- **Work required**
Your task is to transcribe the records exactly, skipping every image.

- **Material for the task**

+ + + + + + +

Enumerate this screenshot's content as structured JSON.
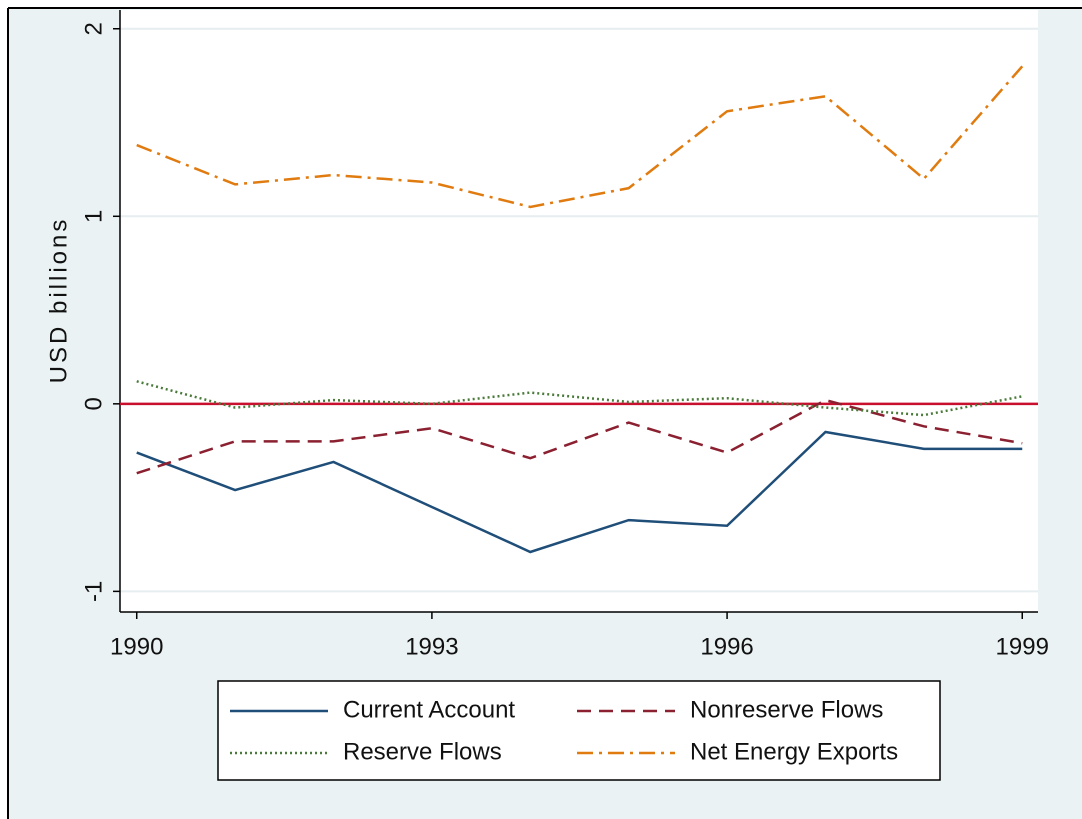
{
  "chart_data": {
    "type": "line",
    "y_label": "USD billions",
    "x": [
      1990,
      1991,
      1992,
      1993,
      1994,
      1995,
      1996,
      1997,
      1998,
      1999
    ],
    "xlim": [
      1989.83,
      1999.16
    ],
    "xticks": [
      1990,
      1993,
      1996,
      1999
    ],
    "ylim": [
      -1.11,
      2.1
    ],
    "yticks": [
      -1,
      0,
      1,
      2
    ],
    "grid": true,
    "reference_line": {
      "value": 0,
      "color": "#c8102e"
    },
    "series": [
      {
        "name": "Current Account",
        "color": "#1f4e79",
        "dash": "solid",
        "values": [
          -0.26,
          -0.46,
          -0.31,
          -0.55,
          -0.79,
          -0.62,
          -0.65,
          -0.15,
          -0.24,
          -0.24
        ]
      },
      {
        "name": "Nonreserve Flows",
        "color": "#8b2030",
        "dash": "dash",
        "values": [
          -0.37,
          -0.2,
          -0.2,
          -0.13,
          -0.29,
          -0.1,
          -0.26,
          0.02,
          -0.12,
          -0.21
        ]
      },
      {
        "name": "Reserve Flows",
        "color": "#4a7a3a",
        "dash": "dot",
        "values": [
          0.12,
          -0.02,
          0.02,
          0,
          0.06,
          0.01,
          0.03,
          -0.02,
          -0.06,
          0.04
        ]
      },
      {
        "name": "Net Energy Exports",
        "color": "#e07b10",
        "dash": "dashdot",
        "values": [
          1.38,
          1.17,
          1.22,
          1.18,
          1.05,
          1.15,
          1.56,
          1.64,
          1.2,
          1.8
        ]
      }
    ]
  }
}
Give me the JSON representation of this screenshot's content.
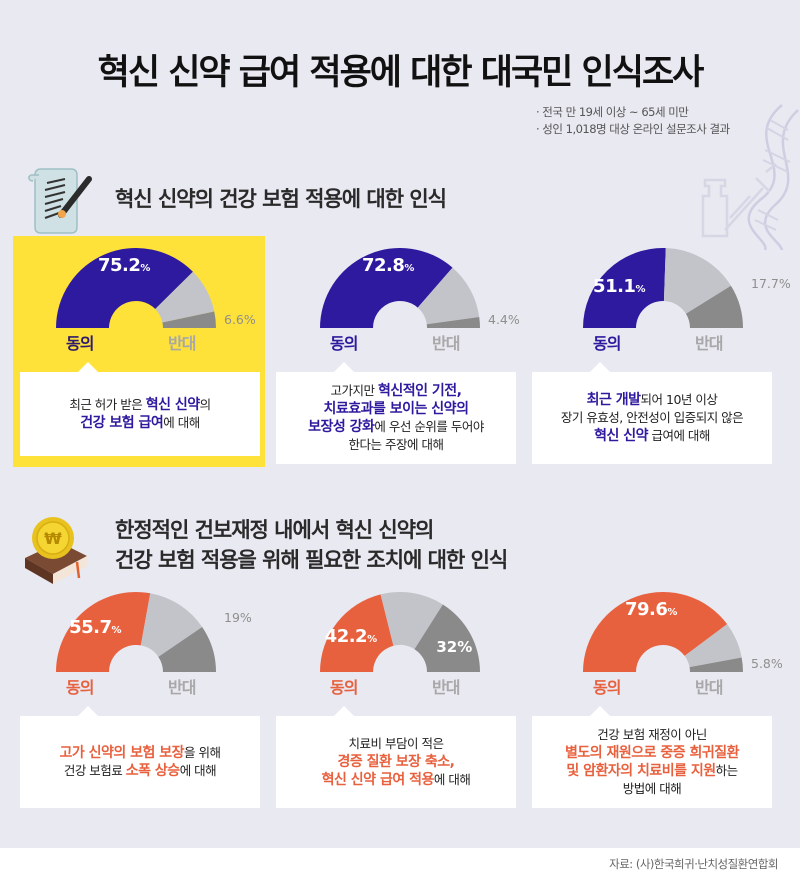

+ + + + + + +

- **Answer**
Enumerate this screenshot's content as structured JSON.
{
  "chart_data": {
    "type": "line",
    "y_label": "USD billions",
    "x": [
      1990,
      1991,
      1992,
      1993,
      1994,
      1995,
      1996,
      1997,
      1998,
      1999
    ],
    "xlim": [
      1989.83,
      1999.16
    ],
    "xticks": [
      1990,
      1993,
      1996,
      1999
    ],
    "ylim": [
      -1.11,
      2.1
    ],
    "yticks": [
      -1,
      0,
      1,
      2
    ],
    "grid": true,
    "reference_line": {
      "value": 0,
      "color": "#c8102e"
    },
    "series": [
      {
        "name": "Current Account",
        "color": "#1f4e79",
        "dash": "solid",
        "values": [
          -0.26,
          -0.46,
          -0.31,
          -0.55,
          -0.79,
          -0.62,
          -0.65,
          -0.15,
          -0.24,
          -0.24
        ]
      },
      {
        "name": "Nonreserve Flows",
        "color": "#8b2030",
        "dash": "dash",
        "values": [
          -0.37,
          -0.2,
          -0.2,
          -0.13,
          -0.29,
          -0.1,
          -0.26,
          0.02,
          -0.12,
          -0.21
        ]
      },
      {
        "name": "Reserve Flows",
        "color": "#4a7a3a",
        "dash": "dot",
        "values": [
          0.12,
          -0.02,
          0.02,
          0,
          0.06,
          0.01,
          0.03,
          -0.02,
          -0.06,
          0.04
        ]
      },
      {
        "name": "Net Energy Exports",
        "color": "#e07b10",
        "dash": "dashdot",
        "values": [
          1.38,
          1.17,
          1.22,
          1.18,
          1.05,
          1.15,
          1.56,
          1.64,
          1.2,
          1.8
        ]
      }
    ]
  }
}
Give me the JSON representation of this screenshot's content.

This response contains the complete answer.